> **EXERCISE BRIEF**: Return all of the data exactly, with nothing left out but the pictures.

— Start DATASET EXCERPTS —

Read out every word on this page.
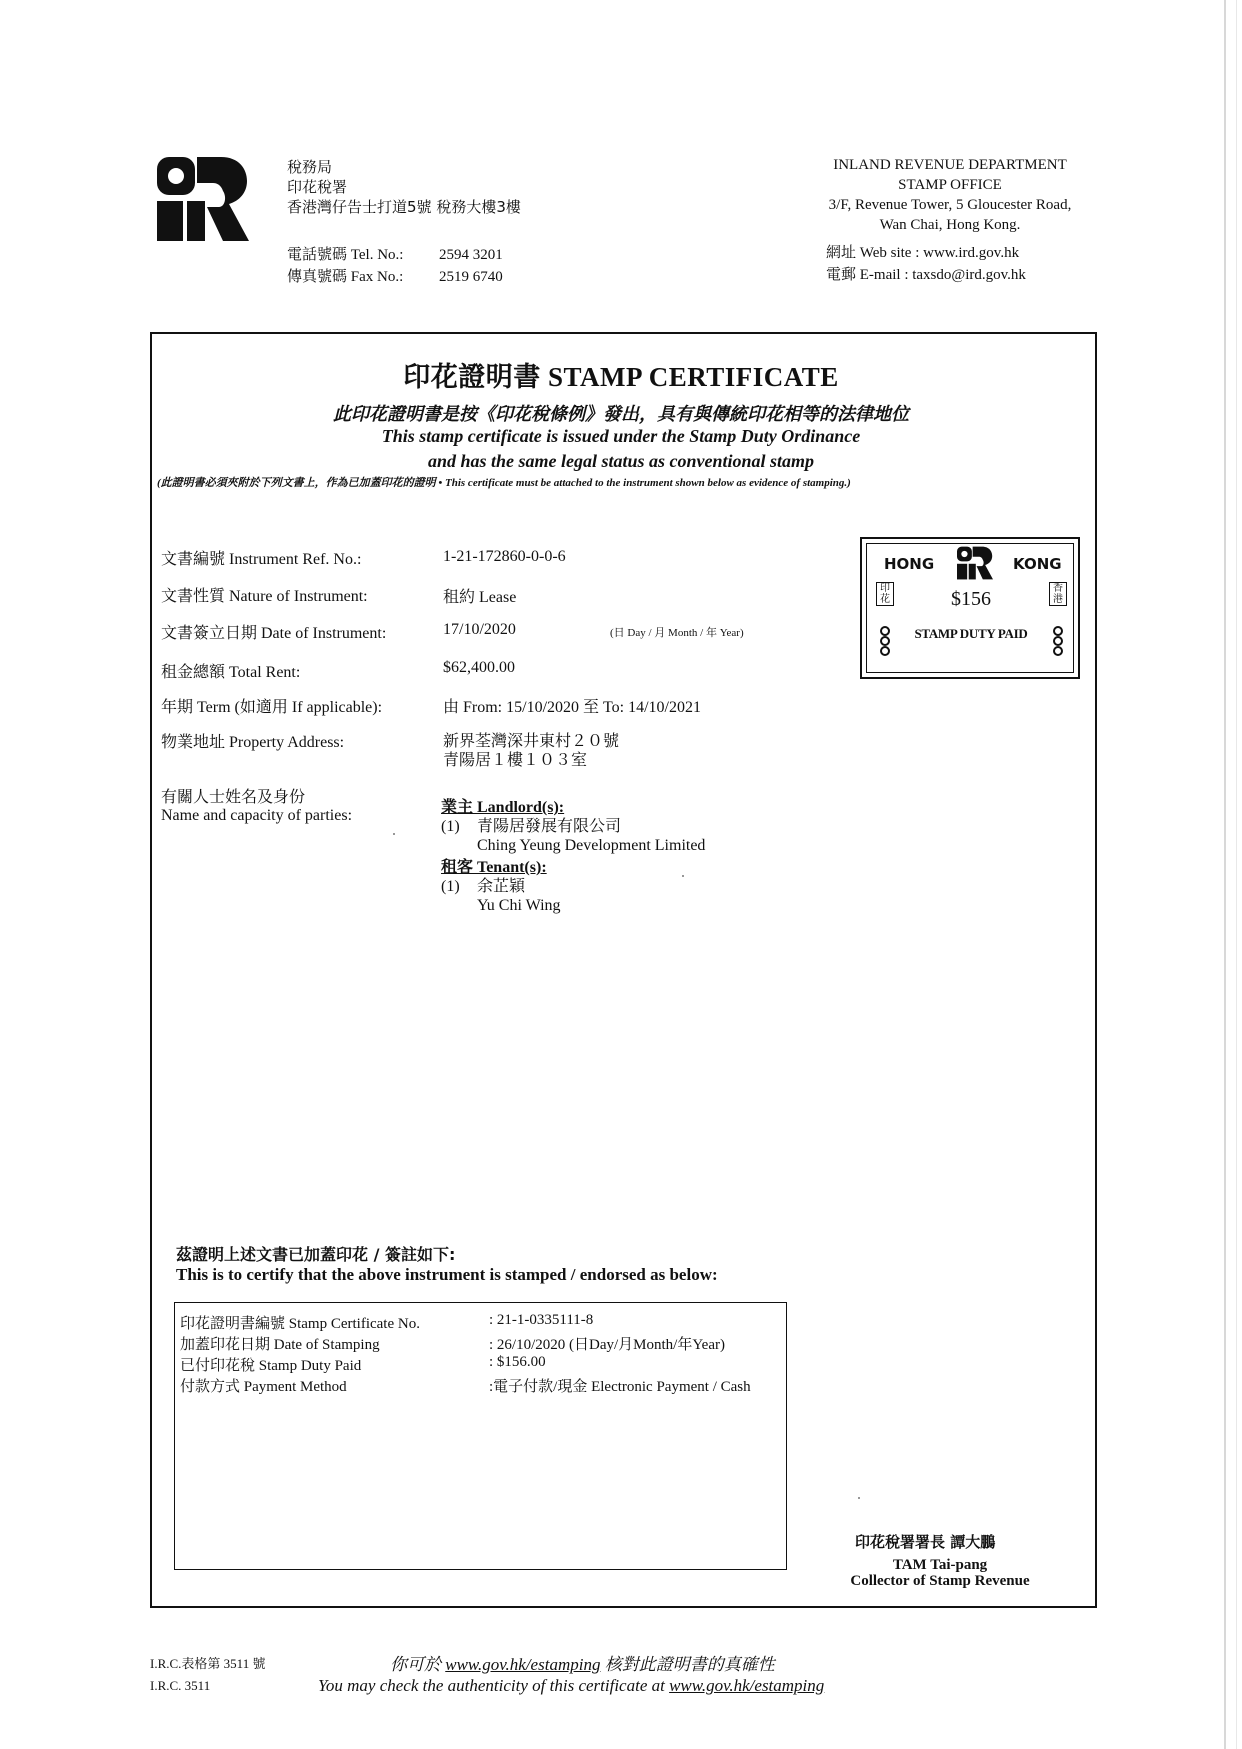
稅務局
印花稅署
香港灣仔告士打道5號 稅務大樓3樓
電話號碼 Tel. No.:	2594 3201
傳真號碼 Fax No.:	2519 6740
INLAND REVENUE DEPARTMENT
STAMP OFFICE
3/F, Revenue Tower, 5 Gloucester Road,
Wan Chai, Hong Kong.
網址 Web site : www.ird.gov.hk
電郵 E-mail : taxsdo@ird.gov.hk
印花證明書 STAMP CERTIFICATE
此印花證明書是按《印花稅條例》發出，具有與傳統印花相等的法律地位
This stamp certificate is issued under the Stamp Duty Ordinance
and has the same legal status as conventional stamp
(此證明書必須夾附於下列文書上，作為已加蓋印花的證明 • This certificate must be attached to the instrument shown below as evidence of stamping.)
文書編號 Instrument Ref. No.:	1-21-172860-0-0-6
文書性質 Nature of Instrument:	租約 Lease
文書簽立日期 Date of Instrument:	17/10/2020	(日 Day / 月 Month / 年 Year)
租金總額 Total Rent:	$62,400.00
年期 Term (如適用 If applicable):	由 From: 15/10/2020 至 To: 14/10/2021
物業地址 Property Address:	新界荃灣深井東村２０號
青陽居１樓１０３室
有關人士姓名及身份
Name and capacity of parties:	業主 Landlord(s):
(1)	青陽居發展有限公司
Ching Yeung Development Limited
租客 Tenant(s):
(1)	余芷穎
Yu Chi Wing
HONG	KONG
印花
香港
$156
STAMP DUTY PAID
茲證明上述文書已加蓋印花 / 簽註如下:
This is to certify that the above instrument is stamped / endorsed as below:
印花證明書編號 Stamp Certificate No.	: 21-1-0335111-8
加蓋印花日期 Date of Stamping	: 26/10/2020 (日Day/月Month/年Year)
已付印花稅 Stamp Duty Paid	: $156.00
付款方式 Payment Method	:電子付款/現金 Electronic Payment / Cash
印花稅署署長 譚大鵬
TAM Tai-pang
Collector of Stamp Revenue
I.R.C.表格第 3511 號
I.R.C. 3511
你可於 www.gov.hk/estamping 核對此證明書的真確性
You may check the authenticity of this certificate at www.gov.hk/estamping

— End DATASET EXCERPTS —

> **EXERCISE RESPONSE**:
Read out every word on this page.
稅務局
印花稅署
香港灣仔告士打道5號 稅務大樓3樓
電話號碼 Tel. No.:	2594 3201
傳真號碼 Fax No.:	2519 6740
INLAND REVENUE DEPARTMENT
STAMP OFFICE
3/F, Revenue Tower, 5 Gloucester Road,
Wan Chai, Hong Kong.
網址 Web site : www.ird.gov.hk
電郵 E-mail : taxsdo@ird.gov.hk
印花證明書 STAMP CERTIFICATE
此印花證明書是按《印花稅條例》發出，具有與傳統印花相等的法律地位
This stamp certificate is issued under the Stamp Duty Ordinance
and has the same legal status as conventional stamp
(此證明書必須夾附於下列文書上，作為已加蓋印花的證明 • This certificate must be attached to the instrument shown below as evidence of stamping.)
文書編號 Instrument Ref. No.:	1-21-172860-0-0-6
文書性質 Nature of Instrument:	租約 Lease
文書簽立日期 Date of Instrument:	17/10/2020	(日 Day / 月 Month / 年 Year)
租金總額 Total Rent:	$62,400.00
年期 Term (如適用 If applicable):	由 From: 15/10/2020 至 To: 14/10/2021
物業地址 Property Address:	新界荃灣深井東村２０號
青陽居１樓１０３室
有關人士姓名及身份
Name and capacity of parties:	業主 Landlord(s):
(1)	青陽居發展有限公司
Ching Yeung Development Limited
租客 Tenant(s):
(1)	余芷穎
Yu Chi Wing
HONG	KONG
印花
香港
$156
STAMP DUTY PAID
茲證明上述文書已加蓋印花 / 簽註如下:
This is to certify that the above instrument is stamped / endorsed as below:
印花證明書編號 Stamp Certificate No.	: 21-1-0335111-8
加蓋印花日期 Date of Stamping	: 26/10/2020 (日Day/月Month/年Year)
已付印花稅 Stamp Duty Paid	: $156.00
付款方式 Payment Method	:電子付款/現金 Electronic Payment / Cash
印花稅署署長 譚大鵬
TAM Tai-pang
Collector of Stamp Revenue
I.R.C.表格第 3511 號
I.R.C. 3511
你可於 www.gov.hk/estamping 核對此證明書的真確性
You may check the authenticity of this certificate at www.gov.hk/estamping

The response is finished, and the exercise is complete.